Written problem: Return all lines from the listing below in which the string "ylabel" occurs.

Provided material:
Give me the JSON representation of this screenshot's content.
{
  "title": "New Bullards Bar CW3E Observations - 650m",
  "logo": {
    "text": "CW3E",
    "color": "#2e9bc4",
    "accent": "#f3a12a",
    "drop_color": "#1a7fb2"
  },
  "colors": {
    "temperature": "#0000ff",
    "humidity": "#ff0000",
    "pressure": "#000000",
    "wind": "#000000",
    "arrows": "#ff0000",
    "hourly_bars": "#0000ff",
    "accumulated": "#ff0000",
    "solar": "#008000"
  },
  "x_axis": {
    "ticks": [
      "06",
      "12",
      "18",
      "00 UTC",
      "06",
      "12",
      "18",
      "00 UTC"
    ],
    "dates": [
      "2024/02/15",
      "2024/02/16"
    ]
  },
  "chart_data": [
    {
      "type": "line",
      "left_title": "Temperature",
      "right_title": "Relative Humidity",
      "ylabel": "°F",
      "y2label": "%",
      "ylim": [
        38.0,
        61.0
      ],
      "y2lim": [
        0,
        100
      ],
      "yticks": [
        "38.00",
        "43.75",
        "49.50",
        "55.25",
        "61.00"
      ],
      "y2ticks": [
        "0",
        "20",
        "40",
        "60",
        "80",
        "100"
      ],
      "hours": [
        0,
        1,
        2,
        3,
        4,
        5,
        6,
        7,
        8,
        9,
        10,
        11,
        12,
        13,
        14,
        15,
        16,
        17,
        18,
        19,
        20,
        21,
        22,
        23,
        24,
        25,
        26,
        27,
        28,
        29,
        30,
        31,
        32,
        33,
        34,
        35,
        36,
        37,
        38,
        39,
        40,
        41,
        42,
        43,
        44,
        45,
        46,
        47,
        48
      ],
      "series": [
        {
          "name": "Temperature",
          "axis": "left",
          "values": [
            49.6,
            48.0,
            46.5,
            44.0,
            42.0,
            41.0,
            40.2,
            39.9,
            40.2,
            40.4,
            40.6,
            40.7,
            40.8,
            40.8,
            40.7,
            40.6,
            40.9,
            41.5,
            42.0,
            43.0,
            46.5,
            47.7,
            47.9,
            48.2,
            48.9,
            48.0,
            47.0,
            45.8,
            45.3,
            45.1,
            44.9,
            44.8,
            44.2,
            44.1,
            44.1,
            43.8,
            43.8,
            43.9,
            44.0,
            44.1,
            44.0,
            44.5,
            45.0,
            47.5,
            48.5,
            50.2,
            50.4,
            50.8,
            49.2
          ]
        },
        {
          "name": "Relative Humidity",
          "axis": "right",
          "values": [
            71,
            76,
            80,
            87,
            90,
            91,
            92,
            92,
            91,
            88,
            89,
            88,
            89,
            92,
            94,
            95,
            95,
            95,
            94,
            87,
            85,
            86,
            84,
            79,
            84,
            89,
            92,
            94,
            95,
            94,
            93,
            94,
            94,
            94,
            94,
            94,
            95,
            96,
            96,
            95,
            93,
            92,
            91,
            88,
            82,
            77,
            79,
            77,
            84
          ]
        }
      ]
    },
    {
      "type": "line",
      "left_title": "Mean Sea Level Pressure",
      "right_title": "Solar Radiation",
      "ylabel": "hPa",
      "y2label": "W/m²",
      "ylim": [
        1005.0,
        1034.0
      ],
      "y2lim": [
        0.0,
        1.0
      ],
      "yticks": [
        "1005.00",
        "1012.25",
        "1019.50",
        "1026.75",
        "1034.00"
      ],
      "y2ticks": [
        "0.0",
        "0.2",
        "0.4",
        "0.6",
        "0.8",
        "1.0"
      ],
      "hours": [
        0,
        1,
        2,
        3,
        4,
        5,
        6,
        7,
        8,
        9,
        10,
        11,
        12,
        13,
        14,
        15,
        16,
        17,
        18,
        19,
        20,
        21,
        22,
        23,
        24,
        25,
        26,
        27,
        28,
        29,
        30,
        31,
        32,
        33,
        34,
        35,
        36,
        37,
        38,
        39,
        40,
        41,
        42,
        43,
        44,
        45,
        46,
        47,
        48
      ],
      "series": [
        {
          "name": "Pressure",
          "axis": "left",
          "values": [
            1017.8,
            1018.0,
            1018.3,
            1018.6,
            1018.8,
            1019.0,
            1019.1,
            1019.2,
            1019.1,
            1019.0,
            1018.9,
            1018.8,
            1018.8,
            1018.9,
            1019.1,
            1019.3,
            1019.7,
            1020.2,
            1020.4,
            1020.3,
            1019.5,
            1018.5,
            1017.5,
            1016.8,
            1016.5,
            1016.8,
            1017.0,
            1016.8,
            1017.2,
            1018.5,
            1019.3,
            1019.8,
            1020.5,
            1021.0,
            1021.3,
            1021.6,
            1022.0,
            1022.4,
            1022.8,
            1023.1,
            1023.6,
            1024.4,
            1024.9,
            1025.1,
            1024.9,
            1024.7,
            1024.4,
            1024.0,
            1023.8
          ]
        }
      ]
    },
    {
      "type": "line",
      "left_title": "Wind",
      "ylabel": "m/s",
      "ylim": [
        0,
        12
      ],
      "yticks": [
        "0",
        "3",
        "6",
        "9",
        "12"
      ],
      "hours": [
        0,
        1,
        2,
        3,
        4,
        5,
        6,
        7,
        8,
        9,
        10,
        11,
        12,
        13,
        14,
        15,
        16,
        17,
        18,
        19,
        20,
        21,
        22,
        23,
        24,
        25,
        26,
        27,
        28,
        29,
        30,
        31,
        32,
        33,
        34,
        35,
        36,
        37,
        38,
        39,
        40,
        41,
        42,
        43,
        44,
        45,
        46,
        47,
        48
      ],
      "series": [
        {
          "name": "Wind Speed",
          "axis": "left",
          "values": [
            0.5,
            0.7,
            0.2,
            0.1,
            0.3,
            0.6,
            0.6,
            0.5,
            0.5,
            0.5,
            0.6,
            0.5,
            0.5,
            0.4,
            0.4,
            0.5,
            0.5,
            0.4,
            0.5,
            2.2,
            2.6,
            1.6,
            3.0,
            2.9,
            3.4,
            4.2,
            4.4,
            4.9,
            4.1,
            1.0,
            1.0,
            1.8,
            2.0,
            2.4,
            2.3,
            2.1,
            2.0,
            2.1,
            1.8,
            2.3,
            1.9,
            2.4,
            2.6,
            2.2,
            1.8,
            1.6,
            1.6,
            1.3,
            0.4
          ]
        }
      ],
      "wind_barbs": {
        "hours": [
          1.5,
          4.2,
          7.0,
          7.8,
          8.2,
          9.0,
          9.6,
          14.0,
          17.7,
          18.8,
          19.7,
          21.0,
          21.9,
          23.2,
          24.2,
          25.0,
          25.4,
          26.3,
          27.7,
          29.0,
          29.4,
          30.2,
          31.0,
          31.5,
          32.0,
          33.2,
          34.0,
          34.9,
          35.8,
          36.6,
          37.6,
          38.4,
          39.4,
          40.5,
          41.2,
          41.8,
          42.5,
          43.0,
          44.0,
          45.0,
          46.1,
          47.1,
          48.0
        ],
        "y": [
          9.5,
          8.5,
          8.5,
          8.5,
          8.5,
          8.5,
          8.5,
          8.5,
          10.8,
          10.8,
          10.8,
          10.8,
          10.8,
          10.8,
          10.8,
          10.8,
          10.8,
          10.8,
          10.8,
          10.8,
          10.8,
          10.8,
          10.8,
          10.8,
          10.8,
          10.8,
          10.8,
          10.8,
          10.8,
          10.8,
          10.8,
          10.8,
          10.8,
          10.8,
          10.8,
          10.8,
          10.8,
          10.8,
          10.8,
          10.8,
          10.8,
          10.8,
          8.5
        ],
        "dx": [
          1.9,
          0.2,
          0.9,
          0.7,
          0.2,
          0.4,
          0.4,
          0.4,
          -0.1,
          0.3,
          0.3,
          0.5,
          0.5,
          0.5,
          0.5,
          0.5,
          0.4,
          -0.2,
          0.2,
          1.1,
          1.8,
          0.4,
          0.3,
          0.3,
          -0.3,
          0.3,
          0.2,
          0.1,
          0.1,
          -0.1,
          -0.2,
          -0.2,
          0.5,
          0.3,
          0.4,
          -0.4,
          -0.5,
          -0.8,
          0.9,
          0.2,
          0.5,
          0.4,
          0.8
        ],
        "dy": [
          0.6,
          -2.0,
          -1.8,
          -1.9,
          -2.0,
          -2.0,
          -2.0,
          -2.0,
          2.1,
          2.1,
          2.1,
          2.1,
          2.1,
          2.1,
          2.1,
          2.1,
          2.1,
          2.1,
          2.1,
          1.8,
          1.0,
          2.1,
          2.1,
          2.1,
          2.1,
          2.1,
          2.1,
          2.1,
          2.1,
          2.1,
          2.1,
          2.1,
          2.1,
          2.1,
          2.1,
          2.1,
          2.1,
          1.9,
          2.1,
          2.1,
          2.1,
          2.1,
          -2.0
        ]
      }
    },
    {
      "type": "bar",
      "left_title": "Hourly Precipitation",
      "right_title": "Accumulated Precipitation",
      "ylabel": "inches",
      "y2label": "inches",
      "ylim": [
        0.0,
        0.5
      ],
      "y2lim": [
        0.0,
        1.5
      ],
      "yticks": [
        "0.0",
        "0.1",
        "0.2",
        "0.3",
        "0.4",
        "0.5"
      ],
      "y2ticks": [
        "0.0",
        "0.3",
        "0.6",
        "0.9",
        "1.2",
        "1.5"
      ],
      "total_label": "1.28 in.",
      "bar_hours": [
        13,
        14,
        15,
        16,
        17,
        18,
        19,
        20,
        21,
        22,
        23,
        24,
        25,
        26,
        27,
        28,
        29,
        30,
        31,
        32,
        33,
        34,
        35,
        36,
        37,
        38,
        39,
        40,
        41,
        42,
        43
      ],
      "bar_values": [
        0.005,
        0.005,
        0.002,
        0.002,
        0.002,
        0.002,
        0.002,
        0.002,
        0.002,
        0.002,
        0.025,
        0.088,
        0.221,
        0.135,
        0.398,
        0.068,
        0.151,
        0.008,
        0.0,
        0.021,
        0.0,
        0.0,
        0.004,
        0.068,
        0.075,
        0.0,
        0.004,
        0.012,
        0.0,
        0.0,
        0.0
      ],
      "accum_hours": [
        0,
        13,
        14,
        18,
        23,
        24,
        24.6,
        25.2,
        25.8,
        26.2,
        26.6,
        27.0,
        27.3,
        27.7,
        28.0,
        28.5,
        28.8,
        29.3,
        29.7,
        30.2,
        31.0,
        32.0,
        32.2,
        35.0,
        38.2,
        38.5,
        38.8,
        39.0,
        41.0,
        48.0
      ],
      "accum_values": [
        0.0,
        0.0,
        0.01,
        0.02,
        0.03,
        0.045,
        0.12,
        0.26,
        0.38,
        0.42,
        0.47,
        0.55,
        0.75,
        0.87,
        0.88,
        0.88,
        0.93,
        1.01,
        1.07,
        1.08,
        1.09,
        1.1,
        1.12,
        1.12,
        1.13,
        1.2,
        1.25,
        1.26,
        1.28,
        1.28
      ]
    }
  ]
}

Full output:
      "ylabel": "°F",
      "ylabel": "hPa",
      "ylabel": "m/s",
      "ylabel": "inches",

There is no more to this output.